··· QUOTED TEXT ···
1/2 tsp bicarbonate soda
3/4 cup milk (I used soy)
1 small apple, peeled and diced
1/3 cup strawberries, chopped

Oil spray for pan

Optional:1 - 2 tsp cocoa powder

Combine the flour, quinoa flakes, oats and bicarbonate soda in a large mixing bowl.

In a small bowl, prepare your flax / chia egg or egg. Add to the dry mixture along with the milk, and stir well to combine. Mix through the diced apple and strawberries.

Heat a non-stick pan over medium-high heat and drop dessertspoonfuls of mixture onto the pan. I did 3 pikelets at a time. Cook until bubbles start to appear (~1 minute) and then flip and repeat, so both sides are browned. Repeat for the other pikelets.

Optionally, add cocoa powder to the last quarter or so of batter, to make 4 or 5 chocolate pikelets.

Enjoy plain, spread with strawberry jam, or spread with nut butter.

Store out of sight, or they may disappear surprisingly quickly!

Do you have a favourite strawberry product? I dislike strawberry ice cream but enjoy most other strawberry things, especially when  fresh strawberries are involved.

Saturday, March 24, 2012

Thai fish cakes, vegetarian style

Some years ago, I regularly received free mini magazines from the Nestle food company. I don't know how I got on their mailing list, but the magazines would arrive in my letterbox every month or two and I loved getting them. Thinking about it now, I also don't know why I stopped receiving them, and can't help but wish they still found their way to my letterbox today.

The magazines were, of course, really an advertising system. They talked about existing and new Nestle products, and provided recipes for things you could make with the Nestle range. I didn't mind. New products make me happy and I'll take recipe ideas in most forms.

One of the recipes I tucked away was for Sweet chilli Thai fish cakes. Of course, the recipe called for Nestle-owned Maggi sweet chilli sauce, as well as Maggi coconut milk powder. My version has never included coconut milk powder, for the simple reason that I never buy it, and has always involved the Trident brand of sweet chilli sauce, for the simple reason that I always buy that.

I may not have been the follow-the-recipe-exactly customer that Nestle was hoping for.

Nonetheless, my version of the Thai fish cakes became an occasional stand-by meal, and when Mr Bite entered the picture, I found that he enjoyed them too.

Prior to last year, I always made them with tuna and an egg, as per the ingredient list. Last year I found that commercial egg replacer works well instead of real egg. And last week I found that beans work well instead of tuna.

Very well in fact.

Even though I still eat fish sometimes, I do like to keep my intake occasional, and if there are vegetarian alternatives they are generally my first preference. I was thus quite delighted to discover that making these with tuna and with beans is easy (yet another two-way meal!), and the product is equally enjoyable both ways.

The sweet chilli and coriander (cilantro) flavours are part of what makes this recipe so appealing to me. The cakes are light and fresh, and can be served just with salad or with slightly denser sides; bread rolls, potato wedges, or even in wraps.

Thai fish cakes; tuna and vegetarian varieties
Adapted from a Nestle recipe for sweet chilli Thai fish cakes
Makes 16 - 20 cakes
Vegan if using the vegetarian ingredients and egg replacer

2 large potatoes, peeled and cut into chunks
3 pieces slightly old bread, crusts removed and crumbled into crumbs (or ~1/4 cup + 1 tbsp commercial bread crumbs)
···
— TASK —
Please reproduce the part of the recipe post starting at "2 large potatoes, peeled" and ending at "commercial bread crumbs)". The listing that comes next has no connection to the recipe post.
··· DATA BLOCK ···
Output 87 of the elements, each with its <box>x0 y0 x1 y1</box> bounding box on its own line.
···
— EXERCISE SOLUTION —
2 large potatoes, peeled and cut into chunks
3 pieces slightly old bread, crusts removed and crumbled into crumbs (or ~1/4 cup + 1 tbsp commercial bread crumbs)